(Saved data entries)
▼▼▼

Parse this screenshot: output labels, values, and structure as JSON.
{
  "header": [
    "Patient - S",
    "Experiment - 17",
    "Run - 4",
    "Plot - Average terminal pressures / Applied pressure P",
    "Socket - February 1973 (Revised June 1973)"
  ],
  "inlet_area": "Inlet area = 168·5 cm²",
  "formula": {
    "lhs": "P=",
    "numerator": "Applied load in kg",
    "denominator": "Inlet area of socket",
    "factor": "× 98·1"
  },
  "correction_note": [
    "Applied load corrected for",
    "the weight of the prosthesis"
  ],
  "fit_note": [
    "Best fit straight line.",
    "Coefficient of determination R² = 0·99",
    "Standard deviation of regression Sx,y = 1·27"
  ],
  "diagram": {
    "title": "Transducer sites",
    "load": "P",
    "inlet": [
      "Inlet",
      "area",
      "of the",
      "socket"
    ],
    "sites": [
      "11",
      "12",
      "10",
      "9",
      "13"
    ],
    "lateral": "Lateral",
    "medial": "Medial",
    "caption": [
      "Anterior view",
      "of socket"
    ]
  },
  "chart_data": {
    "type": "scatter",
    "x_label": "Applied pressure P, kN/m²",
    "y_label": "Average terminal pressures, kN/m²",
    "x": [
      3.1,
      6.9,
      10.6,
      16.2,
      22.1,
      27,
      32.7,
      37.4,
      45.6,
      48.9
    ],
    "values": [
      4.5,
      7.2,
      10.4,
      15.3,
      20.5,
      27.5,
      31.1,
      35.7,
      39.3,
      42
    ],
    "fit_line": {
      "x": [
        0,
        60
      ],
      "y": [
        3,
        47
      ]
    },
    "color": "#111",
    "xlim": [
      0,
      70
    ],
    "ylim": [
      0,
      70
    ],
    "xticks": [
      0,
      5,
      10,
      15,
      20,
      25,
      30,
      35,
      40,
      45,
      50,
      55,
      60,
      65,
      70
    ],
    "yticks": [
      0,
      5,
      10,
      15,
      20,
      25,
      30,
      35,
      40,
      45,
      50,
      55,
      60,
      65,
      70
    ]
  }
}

▲▲▲

Problem details =
Give back all the data exactly as written.

Solution =
Parse this screenshot: output labels, values, and structure as JSON.
{
  "header": [
    "Patient - S",
    "Experiment - 17",
    "Run - 4",
    "Plot - Average terminal pressures / Applied pressure P",
    "Socket - February 1973 (Revised June 1973)"
  ],
  "inlet_area": "Inlet area = 168·5 cm²",
  "formula": {
    "lhs": "P=",
    "numerator": "Applied load in kg",
    "denominator": "Inlet area of socket",
    "factor": "× 98·1"
  },
  "correction_note": [
    "Applied load corrected for",
    "the weight of the prosthesis"
  ],
  "fit_note": [
    "Best fit straight line.",
    "Coefficient of determination R² = 0·99",
    "Standard deviation of regression Sx,y = 1·27"
  ],
  "diagram": {
    "title": "Transducer sites",
    "load": "P",
    "inlet": [
      "Inlet",
      "area",
      "of the",
      "socket"
    ],
    "sites": [
      "11",
      "12",
      "10",
      "9",
      "13"
    ],
    "lateral": "Lateral",
    "medial": "Medial",
    "caption": [
      "Anterior view",
      "of socket"
    ]
  },
  "chart_data": {
    "type": "scatter",
    "x_label": "Applied pressure P, kN/m²",
    "y_label": "Average terminal pressures, kN/m²",
    "x": [
      3.1,
      6.9,
      10.6,
      16.2,
      22.1,
      27,
      32.7,
      37.4,
      45.6,
      48.9
    ],
    "values": [
      4.5,
      7.2,
      10.4,
      15.3,
      20.5,
      27.5,
      31.1,
      35.7,
      39.3,
      42
    ],
    "fit_line": {
      "x": [
        0,
        60
      ],
      "y": [
        3,
        47
      ]
    },
    "color": "#111",
    "xlim": [
      0,
      70
    ],
    "ylim": [
      0,
      70
    ],
    "xticks": [
      0,
      5,
      10,
      15,
      20,
      25,
      30,
      35,
      40,
      45,
      50,
      55,
      60,
      65,
      70
    ],
    "yticks": [
      0,
      5,
      10,
      15,
      20,
      25,
      30,
      35,
      40,
      45,
      50,
      55,
      60,
      65,
      70
    ]
  }
}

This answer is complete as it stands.